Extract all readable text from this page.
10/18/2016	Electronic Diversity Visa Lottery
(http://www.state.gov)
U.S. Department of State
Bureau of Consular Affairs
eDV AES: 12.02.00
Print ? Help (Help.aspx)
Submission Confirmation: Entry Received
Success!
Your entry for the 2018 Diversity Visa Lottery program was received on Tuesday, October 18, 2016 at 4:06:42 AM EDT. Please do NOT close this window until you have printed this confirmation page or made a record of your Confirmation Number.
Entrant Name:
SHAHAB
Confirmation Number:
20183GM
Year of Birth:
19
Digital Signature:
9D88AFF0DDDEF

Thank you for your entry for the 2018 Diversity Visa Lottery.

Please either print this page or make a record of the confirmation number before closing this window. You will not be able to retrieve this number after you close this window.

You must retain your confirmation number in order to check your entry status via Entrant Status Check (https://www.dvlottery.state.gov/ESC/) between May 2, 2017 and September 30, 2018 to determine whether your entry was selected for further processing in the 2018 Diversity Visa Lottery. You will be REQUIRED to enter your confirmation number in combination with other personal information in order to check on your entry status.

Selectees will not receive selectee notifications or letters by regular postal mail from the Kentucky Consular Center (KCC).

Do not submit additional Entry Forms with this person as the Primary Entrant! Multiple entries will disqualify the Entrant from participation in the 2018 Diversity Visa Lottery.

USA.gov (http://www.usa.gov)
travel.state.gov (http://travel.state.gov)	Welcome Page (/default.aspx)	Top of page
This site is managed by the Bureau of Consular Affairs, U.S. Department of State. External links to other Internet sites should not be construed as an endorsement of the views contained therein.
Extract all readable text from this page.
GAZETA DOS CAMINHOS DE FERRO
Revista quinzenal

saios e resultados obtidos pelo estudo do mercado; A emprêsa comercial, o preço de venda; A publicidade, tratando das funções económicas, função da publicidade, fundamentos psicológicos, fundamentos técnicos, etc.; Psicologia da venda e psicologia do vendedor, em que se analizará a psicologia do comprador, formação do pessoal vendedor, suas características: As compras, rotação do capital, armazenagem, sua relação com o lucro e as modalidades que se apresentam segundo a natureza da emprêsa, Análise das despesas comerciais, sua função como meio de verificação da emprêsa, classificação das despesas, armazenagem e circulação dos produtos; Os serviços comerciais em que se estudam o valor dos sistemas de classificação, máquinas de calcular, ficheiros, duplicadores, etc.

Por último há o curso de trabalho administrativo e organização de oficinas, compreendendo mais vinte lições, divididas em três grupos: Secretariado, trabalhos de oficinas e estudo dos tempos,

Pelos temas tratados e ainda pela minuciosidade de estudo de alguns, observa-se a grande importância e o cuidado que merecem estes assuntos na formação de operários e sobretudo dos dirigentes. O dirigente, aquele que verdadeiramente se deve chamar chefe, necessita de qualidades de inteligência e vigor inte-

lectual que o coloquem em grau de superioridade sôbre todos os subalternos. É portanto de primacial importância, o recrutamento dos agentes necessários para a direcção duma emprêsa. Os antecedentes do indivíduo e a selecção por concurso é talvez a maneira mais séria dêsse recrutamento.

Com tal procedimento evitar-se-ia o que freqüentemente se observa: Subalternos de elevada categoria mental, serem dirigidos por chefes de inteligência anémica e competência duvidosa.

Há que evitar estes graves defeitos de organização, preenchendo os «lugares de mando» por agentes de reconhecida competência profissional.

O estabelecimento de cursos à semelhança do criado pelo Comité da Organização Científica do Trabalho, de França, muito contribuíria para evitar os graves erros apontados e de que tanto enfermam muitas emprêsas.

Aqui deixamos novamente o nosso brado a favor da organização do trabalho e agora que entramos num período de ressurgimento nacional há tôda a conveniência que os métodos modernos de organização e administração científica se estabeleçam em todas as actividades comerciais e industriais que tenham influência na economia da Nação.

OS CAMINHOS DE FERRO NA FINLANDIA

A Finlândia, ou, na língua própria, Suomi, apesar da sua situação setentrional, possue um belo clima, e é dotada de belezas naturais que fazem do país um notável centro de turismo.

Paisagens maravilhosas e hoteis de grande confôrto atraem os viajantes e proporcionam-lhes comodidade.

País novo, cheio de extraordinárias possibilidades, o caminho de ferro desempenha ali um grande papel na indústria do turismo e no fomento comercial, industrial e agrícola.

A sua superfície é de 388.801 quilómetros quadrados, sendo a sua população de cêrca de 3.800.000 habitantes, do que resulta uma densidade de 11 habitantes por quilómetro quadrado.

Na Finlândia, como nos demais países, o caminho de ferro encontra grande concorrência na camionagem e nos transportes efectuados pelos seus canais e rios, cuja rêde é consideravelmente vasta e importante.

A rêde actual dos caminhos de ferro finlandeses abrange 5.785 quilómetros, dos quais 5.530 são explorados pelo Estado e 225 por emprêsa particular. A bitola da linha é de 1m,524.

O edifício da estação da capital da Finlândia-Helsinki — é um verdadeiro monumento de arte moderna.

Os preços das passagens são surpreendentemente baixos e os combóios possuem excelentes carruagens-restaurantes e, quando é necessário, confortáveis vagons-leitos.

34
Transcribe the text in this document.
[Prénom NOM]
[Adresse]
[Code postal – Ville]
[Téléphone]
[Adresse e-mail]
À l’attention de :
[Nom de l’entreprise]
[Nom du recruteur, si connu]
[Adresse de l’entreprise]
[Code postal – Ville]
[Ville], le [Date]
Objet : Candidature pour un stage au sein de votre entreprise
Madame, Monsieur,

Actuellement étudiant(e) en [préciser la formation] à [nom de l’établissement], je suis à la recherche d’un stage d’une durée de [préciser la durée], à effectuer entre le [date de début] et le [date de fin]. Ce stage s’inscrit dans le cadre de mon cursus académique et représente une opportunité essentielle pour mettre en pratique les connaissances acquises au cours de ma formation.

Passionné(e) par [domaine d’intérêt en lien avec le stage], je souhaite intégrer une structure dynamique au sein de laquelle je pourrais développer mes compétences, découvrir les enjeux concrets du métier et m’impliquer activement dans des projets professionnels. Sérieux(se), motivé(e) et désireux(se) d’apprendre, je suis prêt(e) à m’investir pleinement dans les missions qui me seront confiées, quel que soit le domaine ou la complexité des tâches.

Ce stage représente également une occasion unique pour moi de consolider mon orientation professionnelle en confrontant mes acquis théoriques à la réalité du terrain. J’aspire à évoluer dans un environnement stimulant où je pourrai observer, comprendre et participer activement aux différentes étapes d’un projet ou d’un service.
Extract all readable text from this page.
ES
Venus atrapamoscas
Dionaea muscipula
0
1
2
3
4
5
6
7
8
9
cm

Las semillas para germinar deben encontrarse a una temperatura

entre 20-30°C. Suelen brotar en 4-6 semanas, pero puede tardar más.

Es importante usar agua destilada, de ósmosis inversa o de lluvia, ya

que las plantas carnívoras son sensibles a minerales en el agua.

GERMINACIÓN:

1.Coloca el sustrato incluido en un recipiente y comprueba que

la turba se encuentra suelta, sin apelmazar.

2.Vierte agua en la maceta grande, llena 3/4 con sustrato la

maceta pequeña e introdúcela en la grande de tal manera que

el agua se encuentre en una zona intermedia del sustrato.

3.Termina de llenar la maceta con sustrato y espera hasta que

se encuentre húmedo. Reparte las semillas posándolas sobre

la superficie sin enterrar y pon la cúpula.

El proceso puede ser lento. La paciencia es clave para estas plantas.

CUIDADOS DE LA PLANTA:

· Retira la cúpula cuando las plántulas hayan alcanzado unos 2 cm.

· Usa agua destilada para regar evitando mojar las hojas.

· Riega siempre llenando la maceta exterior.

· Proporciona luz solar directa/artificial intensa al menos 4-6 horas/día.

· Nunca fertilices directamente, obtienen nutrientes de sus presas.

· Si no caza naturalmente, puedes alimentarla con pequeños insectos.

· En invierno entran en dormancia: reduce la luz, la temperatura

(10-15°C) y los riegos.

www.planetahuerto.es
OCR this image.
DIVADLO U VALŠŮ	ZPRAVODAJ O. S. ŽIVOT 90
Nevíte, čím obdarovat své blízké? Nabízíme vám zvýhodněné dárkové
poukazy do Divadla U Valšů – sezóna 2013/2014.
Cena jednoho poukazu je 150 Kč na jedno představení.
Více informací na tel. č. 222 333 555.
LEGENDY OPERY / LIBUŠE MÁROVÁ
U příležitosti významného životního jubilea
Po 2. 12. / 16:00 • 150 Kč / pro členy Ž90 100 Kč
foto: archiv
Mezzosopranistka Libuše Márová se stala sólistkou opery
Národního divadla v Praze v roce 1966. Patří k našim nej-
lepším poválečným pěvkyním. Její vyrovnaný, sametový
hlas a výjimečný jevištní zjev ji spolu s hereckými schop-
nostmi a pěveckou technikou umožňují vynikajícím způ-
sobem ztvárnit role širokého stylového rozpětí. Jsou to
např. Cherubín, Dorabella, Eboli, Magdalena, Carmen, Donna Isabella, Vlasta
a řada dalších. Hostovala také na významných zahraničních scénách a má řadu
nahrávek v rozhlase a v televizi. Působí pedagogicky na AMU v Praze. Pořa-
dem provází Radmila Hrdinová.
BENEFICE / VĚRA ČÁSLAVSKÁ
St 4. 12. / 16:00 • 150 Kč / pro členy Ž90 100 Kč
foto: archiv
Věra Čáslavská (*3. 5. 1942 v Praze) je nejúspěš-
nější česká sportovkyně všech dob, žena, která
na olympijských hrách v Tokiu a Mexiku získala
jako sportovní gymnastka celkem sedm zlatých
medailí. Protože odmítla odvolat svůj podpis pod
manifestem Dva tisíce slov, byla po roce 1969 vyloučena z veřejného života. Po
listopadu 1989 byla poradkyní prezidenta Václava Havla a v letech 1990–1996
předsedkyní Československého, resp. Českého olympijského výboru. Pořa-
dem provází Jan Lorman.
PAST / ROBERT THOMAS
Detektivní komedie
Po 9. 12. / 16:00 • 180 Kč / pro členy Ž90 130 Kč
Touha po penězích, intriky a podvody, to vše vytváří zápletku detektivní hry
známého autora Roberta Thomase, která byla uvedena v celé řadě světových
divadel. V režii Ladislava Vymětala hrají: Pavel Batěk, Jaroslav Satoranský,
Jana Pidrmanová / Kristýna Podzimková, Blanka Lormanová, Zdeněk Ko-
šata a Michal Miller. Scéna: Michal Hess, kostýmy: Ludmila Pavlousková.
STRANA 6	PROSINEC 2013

→ YOUR OBJECTIVE: Determine how many lines of the listing hold the word "importante" and reply with that figure alone.

→ ANSWER TO THIS PROBLEM: 2